## Job
Pictures are not part of the copy; repeat everything else in the records exactly.

--- --- ---

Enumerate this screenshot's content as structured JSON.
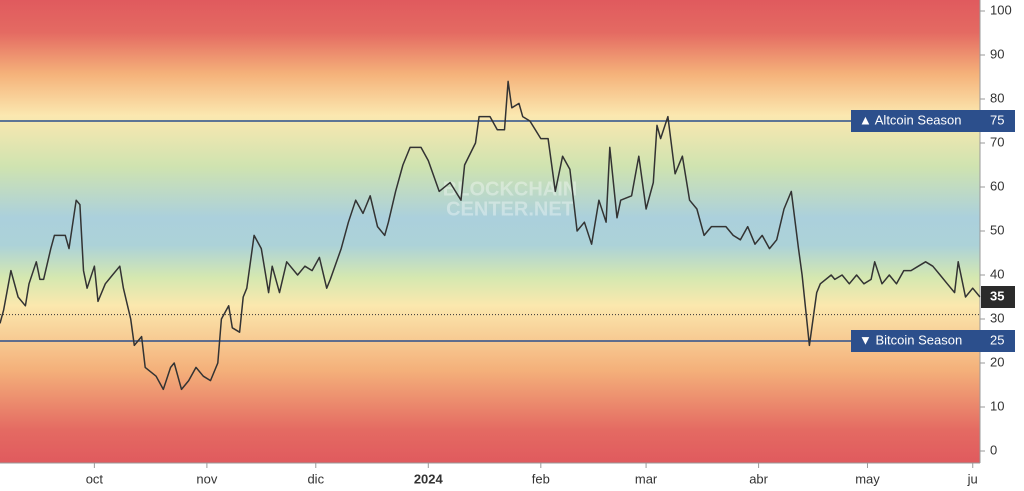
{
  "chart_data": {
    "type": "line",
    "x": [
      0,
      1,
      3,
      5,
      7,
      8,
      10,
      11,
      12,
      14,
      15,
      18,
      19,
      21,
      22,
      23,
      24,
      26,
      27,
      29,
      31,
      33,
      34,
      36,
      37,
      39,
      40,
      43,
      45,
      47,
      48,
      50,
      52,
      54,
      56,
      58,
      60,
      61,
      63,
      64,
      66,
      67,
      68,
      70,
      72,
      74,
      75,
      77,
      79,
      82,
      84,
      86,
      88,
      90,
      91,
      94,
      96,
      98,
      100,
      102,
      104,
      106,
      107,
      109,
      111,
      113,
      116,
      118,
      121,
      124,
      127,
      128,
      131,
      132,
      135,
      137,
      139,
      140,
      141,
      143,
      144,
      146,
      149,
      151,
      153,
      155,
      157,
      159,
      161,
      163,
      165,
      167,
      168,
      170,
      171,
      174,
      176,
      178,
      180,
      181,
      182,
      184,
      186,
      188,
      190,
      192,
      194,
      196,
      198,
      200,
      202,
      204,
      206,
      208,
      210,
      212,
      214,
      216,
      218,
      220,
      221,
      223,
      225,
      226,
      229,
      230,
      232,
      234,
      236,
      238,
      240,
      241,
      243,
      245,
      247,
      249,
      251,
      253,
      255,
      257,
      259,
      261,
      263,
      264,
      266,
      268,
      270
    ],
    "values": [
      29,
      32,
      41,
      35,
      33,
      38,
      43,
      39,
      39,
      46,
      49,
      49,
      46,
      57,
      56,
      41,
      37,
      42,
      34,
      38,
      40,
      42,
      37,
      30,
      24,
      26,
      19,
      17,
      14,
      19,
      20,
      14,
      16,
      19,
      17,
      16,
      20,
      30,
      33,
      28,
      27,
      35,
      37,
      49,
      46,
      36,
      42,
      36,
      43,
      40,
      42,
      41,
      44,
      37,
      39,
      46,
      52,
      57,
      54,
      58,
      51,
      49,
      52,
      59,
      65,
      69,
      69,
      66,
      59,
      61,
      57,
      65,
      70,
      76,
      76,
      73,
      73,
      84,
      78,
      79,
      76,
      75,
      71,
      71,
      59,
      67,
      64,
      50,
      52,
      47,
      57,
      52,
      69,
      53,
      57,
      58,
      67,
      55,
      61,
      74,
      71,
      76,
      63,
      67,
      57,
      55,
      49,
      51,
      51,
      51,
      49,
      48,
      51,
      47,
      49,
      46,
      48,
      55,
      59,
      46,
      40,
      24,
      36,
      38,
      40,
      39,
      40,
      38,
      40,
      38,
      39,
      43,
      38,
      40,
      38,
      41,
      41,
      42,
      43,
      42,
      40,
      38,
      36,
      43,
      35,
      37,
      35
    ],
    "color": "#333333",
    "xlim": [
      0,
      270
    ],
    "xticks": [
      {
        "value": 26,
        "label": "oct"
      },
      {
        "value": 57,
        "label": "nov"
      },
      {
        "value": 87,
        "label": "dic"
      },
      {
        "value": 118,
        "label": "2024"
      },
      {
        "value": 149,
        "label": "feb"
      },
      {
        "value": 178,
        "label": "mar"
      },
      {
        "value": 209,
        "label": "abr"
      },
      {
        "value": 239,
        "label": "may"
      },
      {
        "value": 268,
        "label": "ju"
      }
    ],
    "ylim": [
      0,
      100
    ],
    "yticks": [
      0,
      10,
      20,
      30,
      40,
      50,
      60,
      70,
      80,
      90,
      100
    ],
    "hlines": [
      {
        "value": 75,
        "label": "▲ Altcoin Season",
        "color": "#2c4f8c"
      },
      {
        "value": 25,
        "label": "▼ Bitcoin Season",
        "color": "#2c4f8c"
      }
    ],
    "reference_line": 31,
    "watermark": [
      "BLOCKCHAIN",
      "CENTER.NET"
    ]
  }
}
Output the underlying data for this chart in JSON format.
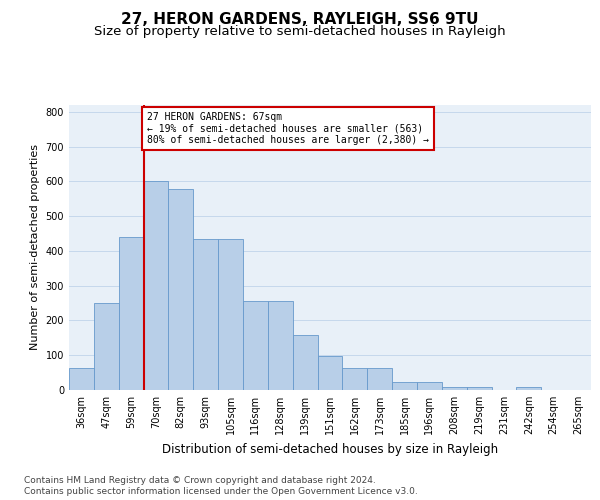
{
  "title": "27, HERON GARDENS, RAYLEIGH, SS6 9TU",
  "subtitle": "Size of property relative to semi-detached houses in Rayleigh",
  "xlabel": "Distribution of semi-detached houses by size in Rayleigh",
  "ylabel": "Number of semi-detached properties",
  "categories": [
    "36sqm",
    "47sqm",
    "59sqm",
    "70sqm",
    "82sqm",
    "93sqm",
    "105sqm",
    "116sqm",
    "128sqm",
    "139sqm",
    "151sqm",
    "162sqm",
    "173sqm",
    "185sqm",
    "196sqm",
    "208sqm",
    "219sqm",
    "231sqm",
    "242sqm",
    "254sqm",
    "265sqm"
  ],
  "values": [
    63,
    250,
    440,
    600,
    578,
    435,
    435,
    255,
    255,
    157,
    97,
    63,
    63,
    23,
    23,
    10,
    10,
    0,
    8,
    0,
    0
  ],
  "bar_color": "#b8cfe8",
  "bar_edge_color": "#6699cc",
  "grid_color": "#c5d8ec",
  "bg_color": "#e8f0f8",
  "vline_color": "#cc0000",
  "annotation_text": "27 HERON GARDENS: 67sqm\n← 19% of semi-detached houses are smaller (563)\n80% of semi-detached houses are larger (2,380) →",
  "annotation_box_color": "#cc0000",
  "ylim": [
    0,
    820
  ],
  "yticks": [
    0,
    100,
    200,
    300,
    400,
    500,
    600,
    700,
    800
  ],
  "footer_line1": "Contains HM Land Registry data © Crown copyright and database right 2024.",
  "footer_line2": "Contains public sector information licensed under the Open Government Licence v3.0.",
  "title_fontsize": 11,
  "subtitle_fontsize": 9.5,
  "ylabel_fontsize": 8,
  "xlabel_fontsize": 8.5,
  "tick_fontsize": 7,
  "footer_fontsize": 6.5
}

--- --- ---

## Answer to this task
Enumerate this screenshot's content as structured JSON.
{
  "chart_data": {
    "type": "line",
    "x": [
      0,
      1,
      3,
      5,
      7,
      8,
      10,
      11,
      12,
      14,
      15,
      18,
      19,
      21,
      22,
      23,
      24,
      26,
      27,
      29,
      31,
      33,
      34,
      36,
      37,
      39,
      40,
      43,
      45,
      47,
      48,
      50,
      52,
      54,
      56,
      58,
      60,
      61,
      63,
      64,
      66,
      67,
      68,
      70,
      72,
      74,
      75,
      77,
      79,
      82,
      84,
      86,
      88,
      90,
      91,
      94,
      96,
      98,
      100,
      102,
      104,
      106,
      107,
      109,
      111,
      113,
      116,
      118,
      121,
      124,
      127,
      128,
      131,
      132,
      135,
      137,
      139,
      140,
      141,
      143,
      144,
      146,
      149,
      151,
      153,
      155,
      157,
      159,
      161,
      163,
      165,
      167,
      168,
      170,
      171,
      174,
      176,
      178,
      180,
      181,
      182,
      184,
      186,
      188,
      190,
      192,
      194,
      196,
      198,
      200,
      202,
      204,
      206,
      208,
      210,
      212,
      214,
      216,
      218,
      220,
      221,
      223,
      225,
      226,
      229,
      230,
      232,
      234,
      236,
      238,
      240,
      241,
      243,
      245,
      247,
      249,
      251,
      253,
      255,
      257,
      259,
      261,
      263,
      264,
      266,
      268,
      270
    ],
    "values": [
      29,
      32,
      41,
      35,
      33,
      38,
      43,
      39,
      39,
      46,
      49,
      49,
      46,
      57,
      56,
      41,
      37,
      42,
      34,
      38,
      40,
      42,
      37,
      30,
      24,
      26,
      19,
      17,
      14,
      19,
      20,
      14,
      16,
      19,
      17,
      16,
      20,
      30,
      33,
      28,
      27,
      35,
      37,
      49,
      46,
      36,
      42,
      36,
      43,
      40,
      42,
      41,
      44,
      37,
      39,
      46,
      52,
      57,
      54,
      58,
      51,
      49,
      52,
      59,
      65,
      69,
      69,
      66,
      59,
      61,
      57,
      65,
      70,
      76,
      76,
      73,
      73,
      84,
      78,
      79,
      76,
      75,
      71,
      71,
      59,
      67,
      64,
      50,
      52,
      47,
      57,
      52,
      69,
      53,
      57,
      58,
      67,
      55,
      61,
      74,
      71,
      76,
      63,
      67,
      57,
      55,
      49,
      51,
      51,
      51,
      49,
      48,
      51,
      47,
      49,
      46,
      48,
      55,
      59,
      46,
      40,
      24,
      36,
      38,
      40,
      39,
      40,
      38,
      40,
      38,
      39,
      43,
      38,
      40,
      38,
      41,
      41,
      42,
      43,
      42,
      40,
      38,
      36,
      43,
      35,
      37,
      35
    ],
    "color": "#333333",
    "xlim": [
      0,
      270
    ],
    "xticks": [
      {
        "value": 26,
        "label": "oct"
      },
      {
        "value": 57,
        "label": "nov"
      },
      {
        "value": 87,
        "label": "dic"
      },
      {
        "value": 118,
        "label": "2024"
      },
      {
        "value": 149,
        "label": "feb"
      },
      {
        "value": 178,
        "label": "mar"
      },
      {
        "value": 209,
        "label": "abr"
      },
      {
        "value": 239,
        "label": "may"
      },
      {
        "value": 268,
        "label": "ju"
      }
    ],
    "ylim": [
      0,
      100
    ],
    "yticks": [
      0,
      10,
      20,
      30,
      40,
      50,
      60,
      70,
      80,
      90,
      100
    ],
    "hlines": [
      {
        "value": 75,
        "label": "▲ Altcoin Season",
        "color": "#2c4f8c"
      },
      {
        "value": 25,
        "label": "▼ Bitcoin Season",
        "color": "#2c4f8c"
      }
    ],
    "reference_line": 31,
    "watermark": [
      "BLOCKCHAIN",
      "CENTER.NET"
    ]
  }
}
Output the underlying data for this chart in JSON format.
{
  "title": "27, HERON GARDENS, RAYLEIGH, SS6 9TU",
  "subtitle": "Size of property relative to semi-detached houses in Rayleigh",
  "xlabel": "Distribution of semi-detached houses by size in Rayleigh",
  "ylabel": "Number of semi-detached properties",
  "categories": [
    "36sqm",
    "47sqm",
    "59sqm",
    "70sqm",
    "82sqm",
    "93sqm",
    "105sqm",
    "116sqm",
    "128sqm",
    "139sqm",
    "151sqm",
    "162sqm",
    "173sqm",
    "185sqm",
    "196sqm",
    "208sqm",
    "219sqm",
    "231sqm",
    "242sqm",
    "254sqm",
    "265sqm"
  ],
  "values": [
    63,
    250,
    440,
    600,
    578,
    435,
    435,
    255,
    255,
    157,
    97,
    63,
    63,
    23,
    23,
    10,
    10,
    0,
    8,
    0,
    0
  ],
  "bar_color": "#b8cfe8",
  "bar_edge_color": "#6699cc",
  "grid_color": "#c5d8ec",
  "bg_color": "#e8f0f8",
  "vline_color": "#cc0000",
  "annotation_text": "27 HERON GARDENS: 67sqm\n← 19% of semi-detached houses are smaller (563)\n80% of semi-detached houses are larger (2,380) →",
  "annotation_box_color": "#cc0000",
  "ylim": [
    0,
    820
  ],
  "yticks": [
    0,
    100,
    200,
    300,
    400,
    500,
    600,
    700,
    800
  ],
  "footer_line1": "Contains HM Land Registry data © Crown copyright and database right 2024.",
  "footer_line2": "Contains public sector information licensed under the Open Government Licence v3.0.",
  "title_fontsize": 11,
  "subtitle_fontsize": 9.5,
  "ylabel_fontsize": 8,
  "xlabel_fontsize": 8.5,
  "tick_fontsize": 7,
  "footer_fontsize": 6.5
}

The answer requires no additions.